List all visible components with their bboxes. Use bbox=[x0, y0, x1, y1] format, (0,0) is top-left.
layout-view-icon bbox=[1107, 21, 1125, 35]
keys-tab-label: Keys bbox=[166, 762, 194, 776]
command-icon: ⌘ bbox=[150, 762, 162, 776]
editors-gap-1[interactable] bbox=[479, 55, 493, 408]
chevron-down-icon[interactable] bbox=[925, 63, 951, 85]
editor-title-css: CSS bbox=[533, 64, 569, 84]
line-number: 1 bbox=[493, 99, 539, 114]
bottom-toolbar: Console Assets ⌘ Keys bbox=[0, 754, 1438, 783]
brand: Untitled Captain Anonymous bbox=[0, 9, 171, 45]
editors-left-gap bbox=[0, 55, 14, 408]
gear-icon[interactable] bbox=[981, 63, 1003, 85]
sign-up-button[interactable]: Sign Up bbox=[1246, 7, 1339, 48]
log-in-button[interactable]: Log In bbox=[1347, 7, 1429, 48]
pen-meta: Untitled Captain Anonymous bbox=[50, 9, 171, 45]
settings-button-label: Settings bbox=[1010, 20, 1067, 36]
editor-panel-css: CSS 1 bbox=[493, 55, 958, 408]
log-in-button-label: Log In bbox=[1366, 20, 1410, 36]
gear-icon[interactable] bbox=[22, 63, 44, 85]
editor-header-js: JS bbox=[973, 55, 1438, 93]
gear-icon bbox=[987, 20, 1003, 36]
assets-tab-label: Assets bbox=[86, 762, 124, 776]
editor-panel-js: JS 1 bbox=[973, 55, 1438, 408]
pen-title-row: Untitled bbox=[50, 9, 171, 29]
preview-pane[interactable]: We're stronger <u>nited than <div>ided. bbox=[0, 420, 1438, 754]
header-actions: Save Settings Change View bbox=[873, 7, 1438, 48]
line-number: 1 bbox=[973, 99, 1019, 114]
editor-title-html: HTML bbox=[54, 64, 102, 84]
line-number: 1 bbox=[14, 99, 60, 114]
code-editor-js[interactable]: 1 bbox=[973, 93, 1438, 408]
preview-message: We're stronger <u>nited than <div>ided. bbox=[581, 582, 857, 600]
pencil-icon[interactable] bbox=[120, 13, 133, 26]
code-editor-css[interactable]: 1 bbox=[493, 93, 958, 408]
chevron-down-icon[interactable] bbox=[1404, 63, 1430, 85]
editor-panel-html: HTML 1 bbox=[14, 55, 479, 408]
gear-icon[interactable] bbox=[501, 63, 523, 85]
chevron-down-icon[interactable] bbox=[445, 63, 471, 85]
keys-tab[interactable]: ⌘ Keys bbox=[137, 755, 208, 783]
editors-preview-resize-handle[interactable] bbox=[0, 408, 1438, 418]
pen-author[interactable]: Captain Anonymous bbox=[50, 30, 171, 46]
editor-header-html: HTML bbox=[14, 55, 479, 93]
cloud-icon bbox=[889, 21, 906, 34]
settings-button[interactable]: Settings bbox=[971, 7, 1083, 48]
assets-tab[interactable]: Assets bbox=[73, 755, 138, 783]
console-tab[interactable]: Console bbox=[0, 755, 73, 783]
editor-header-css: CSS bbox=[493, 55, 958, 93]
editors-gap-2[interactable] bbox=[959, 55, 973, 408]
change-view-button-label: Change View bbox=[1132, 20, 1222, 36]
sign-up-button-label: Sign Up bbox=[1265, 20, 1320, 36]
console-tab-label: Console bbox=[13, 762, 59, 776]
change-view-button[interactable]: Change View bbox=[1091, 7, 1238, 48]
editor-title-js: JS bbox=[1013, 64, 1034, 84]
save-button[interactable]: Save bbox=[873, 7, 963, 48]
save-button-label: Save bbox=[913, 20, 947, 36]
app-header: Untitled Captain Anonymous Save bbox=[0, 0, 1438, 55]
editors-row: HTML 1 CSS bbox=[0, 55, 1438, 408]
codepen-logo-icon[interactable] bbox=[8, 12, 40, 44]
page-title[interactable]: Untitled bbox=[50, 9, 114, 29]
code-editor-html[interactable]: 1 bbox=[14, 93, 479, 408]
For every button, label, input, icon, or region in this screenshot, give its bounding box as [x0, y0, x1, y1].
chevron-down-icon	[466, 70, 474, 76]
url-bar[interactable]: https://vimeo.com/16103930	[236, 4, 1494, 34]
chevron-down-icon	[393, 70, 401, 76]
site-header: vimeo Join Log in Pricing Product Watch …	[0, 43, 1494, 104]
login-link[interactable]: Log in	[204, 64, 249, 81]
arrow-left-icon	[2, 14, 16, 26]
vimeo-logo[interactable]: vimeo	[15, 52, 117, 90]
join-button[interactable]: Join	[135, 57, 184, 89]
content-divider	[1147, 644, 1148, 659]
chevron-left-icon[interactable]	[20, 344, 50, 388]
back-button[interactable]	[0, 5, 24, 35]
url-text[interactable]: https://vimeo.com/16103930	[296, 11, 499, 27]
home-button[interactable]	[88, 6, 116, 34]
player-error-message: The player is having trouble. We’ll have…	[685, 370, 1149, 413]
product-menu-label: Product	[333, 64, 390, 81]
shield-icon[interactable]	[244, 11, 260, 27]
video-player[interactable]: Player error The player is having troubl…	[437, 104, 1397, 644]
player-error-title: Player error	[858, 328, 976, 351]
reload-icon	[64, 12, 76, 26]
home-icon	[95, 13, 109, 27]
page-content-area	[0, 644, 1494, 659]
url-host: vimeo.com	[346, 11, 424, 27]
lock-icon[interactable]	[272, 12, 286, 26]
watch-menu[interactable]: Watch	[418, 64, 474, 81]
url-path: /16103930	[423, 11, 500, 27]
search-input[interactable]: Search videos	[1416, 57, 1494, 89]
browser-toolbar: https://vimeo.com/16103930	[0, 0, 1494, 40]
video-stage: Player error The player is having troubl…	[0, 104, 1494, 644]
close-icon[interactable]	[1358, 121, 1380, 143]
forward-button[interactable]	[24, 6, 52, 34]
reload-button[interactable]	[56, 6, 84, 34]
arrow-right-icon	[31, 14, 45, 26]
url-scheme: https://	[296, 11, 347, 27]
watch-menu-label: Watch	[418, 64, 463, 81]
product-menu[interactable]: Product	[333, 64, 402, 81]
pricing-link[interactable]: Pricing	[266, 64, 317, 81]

__Stated goal__.
Reproduce all of the entries above line for line, without changing a single character.

__Output of the exercise__.
List all visible components with their bboxes. Use bbox=[x0, y0, x1, y1] format, (0,0) is top-left.
layout-view-icon bbox=[1107, 21, 1125, 35]
keys-tab-label: Keys bbox=[166, 762, 194, 776]
command-icon: ⌘ bbox=[150, 762, 162, 776]
editors-gap-1[interactable] bbox=[479, 55, 493, 408]
chevron-down-icon[interactable] bbox=[925, 63, 951, 85]
editor-title-css: CSS bbox=[533, 64, 569, 84]
line-number: 1 bbox=[493, 99, 539, 114]
bottom-toolbar: Console Assets ⌘ Keys bbox=[0, 754, 1438, 783]
brand: Untitled Captain Anonymous bbox=[0, 9, 171, 45]
editors-left-gap bbox=[0, 55, 14, 408]
gear-icon[interactable] bbox=[981, 63, 1003, 85]
sign-up-button[interactable]: Sign Up bbox=[1246, 7, 1339, 48]
log-in-button[interactable]: Log In bbox=[1347, 7, 1429, 48]
pen-meta: Untitled Captain Anonymous bbox=[50, 9, 171, 45]
settings-button-label: Settings bbox=[1010, 20, 1067, 36]
editor-panel-css: CSS 1 bbox=[493, 55, 958, 408]
log-in-button-label: Log In bbox=[1366, 20, 1410, 36]
gear-icon[interactable] bbox=[22, 63, 44, 85]
editor-header-js: JS bbox=[973, 55, 1438, 93]
gear-icon bbox=[987, 20, 1003, 36]
assets-tab-label: Assets bbox=[86, 762, 124, 776]
editor-panel-js: JS 1 bbox=[973, 55, 1438, 408]
pen-title-row: Untitled bbox=[50, 9, 171, 29]
preview-pane[interactable]: We're stronger <u>nited than <div>ided. bbox=[0, 420, 1438, 754]
header-actions: Save Settings Change View bbox=[873, 7, 1438, 48]
line-number: 1 bbox=[973, 99, 1019, 114]
editor-title-html: HTML bbox=[54, 64, 102, 84]
line-number: 1 bbox=[14, 99, 60, 114]
code-editor-js[interactable]: 1 bbox=[973, 93, 1438, 408]
preview-message: We're stronger <u>nited than <div>ided. bbox=[581, 582, 857, 600]
pencil-icon[interactable] bbox=[120, 13, 133, 26]
code-editor-css[interactable]: 1 bbox=[493, 93, 958, 408]
chevron-down-icon[interactable] bbox=[1404, 63, 1430, 85]
editor-panel-html: HTML 1 bbox=[14, 55, 479, 408]
gear-icon[interactable] bbox=[501, 63, 523, 85]
chevron-down-icon[interactable] bbox=[445, 63, 471, 85]
keys-tab[interactable]: ⌘ Keys bbox=[137, 755, 208, 783]
editors-preview-resize-handle[interactable] bbox=[0, 408, 1438, 418]
pen-author[interactable]: Captain Anonymous bbox=[50, 30, 171, 46]
editor-header-html: HTML bbox=[14, 55, 479, 93]
cloud-icon bbox=[889, 21, 906, 34]
settings-button[interactable]: Settings bbox=[971, 7, 1083, 48]
assets-tab[interactable]: Assets bbox=[73, 755, 138, 783]
console-tab[interactable]: Console bbox=[0, 755, 73, 783]
editor-header-css: CSS bbox=[493, 55, 958, 93]
editors-gap-2[interactable] bbox=[959, 55, 973, 408]
change-view-button-label: Change View bbox=[1132, 20, 1222, 36]
sign-up-button-label: Sign Up bbox=[1265, 20, 1320, 36]
console-tab-label: Console bbox=[13, 762, 59, 776]
change-view-button[interactable]: Change View bbox=[1091, 7, 1238, 48]
editor-title-js: JS bbox=[1013, 64, 1034, 84]
save-button[interactable]: Save bbox=[873, 7, 963, 48]
save-button-label: Save bbox=[913, 20, 947, 36]
app-header: Untitled Captain Anonymous Save bbox=[0, 0, 1438, 55]
editors-row: HTML 1 CSS bbox=[0, 55, 1438, 408]
codepen-logo-icon[interactable] bbox=[8, 12, 40, 44]
page-title[interactable]: Untitled bbox=[50, 9, 114, 29]
code-editor-html[interactable]: 1 bbox=[14, 93, 479, 408]
For every button, label, input, icon, or region in this screenshot, give its bounding box as [x0, y0, x1, y1].
chevron-down-icon	[466, 70, 474, 76]
url-bar[interactable]: https://vimeo.com/16103930	[236, 4, 1494, 34]
chevron-down-icon	[393, 70, 401, 76]
site-header: vimeo Join Log in Pricing Product Watch …	[0, 43, 1494, 104]
login-link[interactable]: Log in	[204, 64, 249, 81]
arrow-left-icon	[2, 14, 16, 26]
vimeo-logo[interactable]: vimeo	[15, 52, 117, 90]
join-button[interactable]: Join	[135, 57, 184, 89]
content-divider	[1147, 644, 1148, 659]
chevron-left-icon[interactable]	[20, 344, 50, 388]
back-button[interactable]	[0, 5, 24, 35]
url-text[interactable]: https://vimeo.com/16103930	[296, 11, 499, 27]
home-button[interactable]	[88, 6, 116, 34]
player-error-message: The player is having trouble. We’ll have…	[685, 370, 1149, 413]
product-menu-label: Product	[333, 64, 390, 81]
shield-icon[interactable]	[244, 11, 260, 27]
video-player[interactable]: Player error The player is having troubl…	[437, 104, 1397, 644]
player-error-title: Player error	[858, 328, 976, 351]
reload-icon	[64, 12, 76, 26]
home-icon	[95, 13, 109, 27]
page-content-area	[0, 644, 1494, 659]
url-host: vimeo.com	[346, 11, 424, 27]
lock-icon[interactable]	[272, 12, 286, 26]
watch-menu[interactable]: Watch	[418, 64, 474, 81]
url-path: /16103930	[423, 11, 500, 27]
search-input[interactable]: Search videos	[1416, 57, 1494, 89]
browser-toolbar: https://vimeo.com/16103930	[0, 0, 1494, 40]
video-stage: Player error The player is having troubl…	[0, 104, 1494, 644]
close-icon[interactable]	[1358, 121, 1380, 143]
forward-button[interactable]	[24, 6, 52, 34]
reload-button[interactable]	[56, 6, 84, 34]
arrow-right-icon	[31, 14, 45, 26]
url-scheme: https://	[296, 11, 347, 27]
watch-menu-label: Watch	[418, 64, 463, 81]
product-menu[interactable]: Product	[333, 64, 402, 81]
pricing-link[interactable]: Pricing	[266, 64, 317, 81]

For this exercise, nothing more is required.